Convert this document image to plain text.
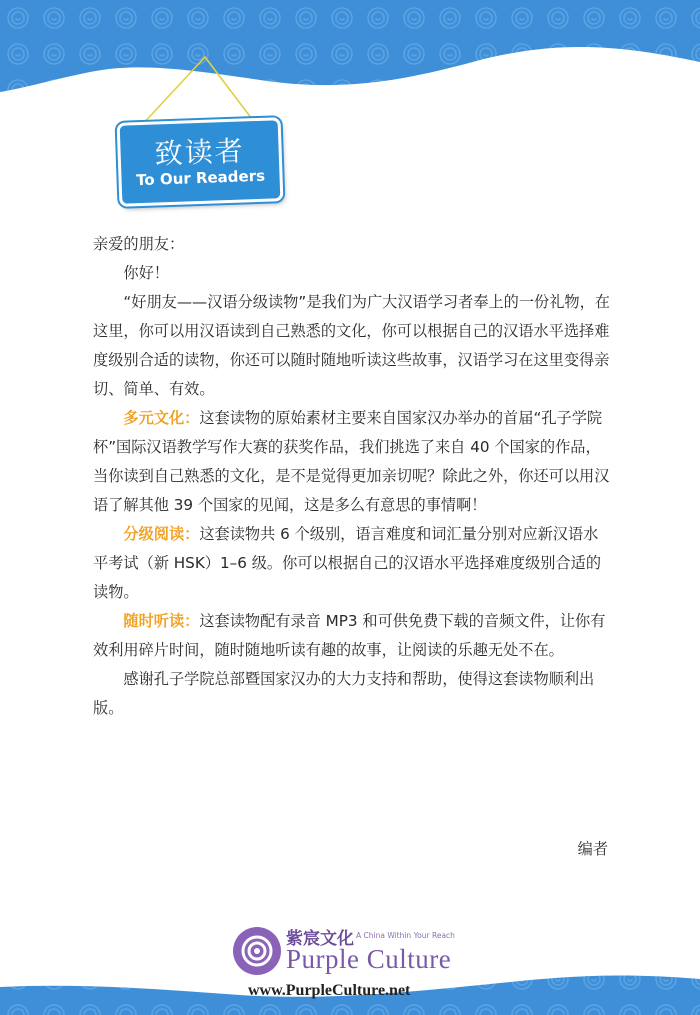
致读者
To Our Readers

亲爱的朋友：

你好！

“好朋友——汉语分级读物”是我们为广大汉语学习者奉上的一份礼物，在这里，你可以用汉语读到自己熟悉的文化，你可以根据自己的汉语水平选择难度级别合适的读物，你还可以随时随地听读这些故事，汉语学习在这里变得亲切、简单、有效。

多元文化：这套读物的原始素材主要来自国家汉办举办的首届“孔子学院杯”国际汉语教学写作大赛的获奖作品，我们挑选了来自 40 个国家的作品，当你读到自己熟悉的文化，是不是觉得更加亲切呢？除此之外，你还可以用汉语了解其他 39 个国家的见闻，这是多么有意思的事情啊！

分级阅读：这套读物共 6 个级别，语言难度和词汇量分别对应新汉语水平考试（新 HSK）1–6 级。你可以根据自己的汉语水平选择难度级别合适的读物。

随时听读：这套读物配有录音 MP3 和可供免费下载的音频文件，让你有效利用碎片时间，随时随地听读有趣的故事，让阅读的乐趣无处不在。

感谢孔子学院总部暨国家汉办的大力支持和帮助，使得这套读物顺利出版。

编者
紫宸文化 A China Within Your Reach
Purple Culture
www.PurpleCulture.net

........

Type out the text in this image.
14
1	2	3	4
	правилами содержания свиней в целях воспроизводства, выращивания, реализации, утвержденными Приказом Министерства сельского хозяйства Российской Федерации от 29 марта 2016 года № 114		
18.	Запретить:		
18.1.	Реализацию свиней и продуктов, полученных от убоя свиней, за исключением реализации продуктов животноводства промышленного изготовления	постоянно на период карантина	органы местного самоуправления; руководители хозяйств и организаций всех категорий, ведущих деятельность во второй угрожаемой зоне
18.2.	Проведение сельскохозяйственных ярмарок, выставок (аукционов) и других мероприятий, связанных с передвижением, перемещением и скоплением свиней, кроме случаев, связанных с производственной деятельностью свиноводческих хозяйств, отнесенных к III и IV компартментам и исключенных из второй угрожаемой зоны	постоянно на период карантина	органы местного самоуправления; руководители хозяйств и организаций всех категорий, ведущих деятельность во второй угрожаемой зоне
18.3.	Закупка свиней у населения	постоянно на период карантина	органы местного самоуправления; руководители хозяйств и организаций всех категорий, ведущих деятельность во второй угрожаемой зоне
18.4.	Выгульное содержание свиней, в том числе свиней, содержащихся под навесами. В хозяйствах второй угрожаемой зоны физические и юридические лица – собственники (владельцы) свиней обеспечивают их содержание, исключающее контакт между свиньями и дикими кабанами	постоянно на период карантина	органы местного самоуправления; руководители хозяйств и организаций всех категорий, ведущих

........

Work to complete: Search the lines above for the string "你可以根据自己的汉语水平选择难度级别合适的读物", then show every one that has it.

Written response:
“好朋友——汉语分级读物”是我们为广大汉语学习者奉上的一份礼物，在这里，你可以用汉语读到自己熟悉的文化，你可以根据自己的汉语水平选择难度级别合适的读物，你还可以随时随地听读这些故事，汉语学习在这里变得亲切、简单、有效。
分级阅读：这套读物共 6 个级别，语言难度和词汇量分别对应新汉语水平考试（新 HSK）1–6 级。你可以根据自己的汉语水平选择难度级别合适的读物。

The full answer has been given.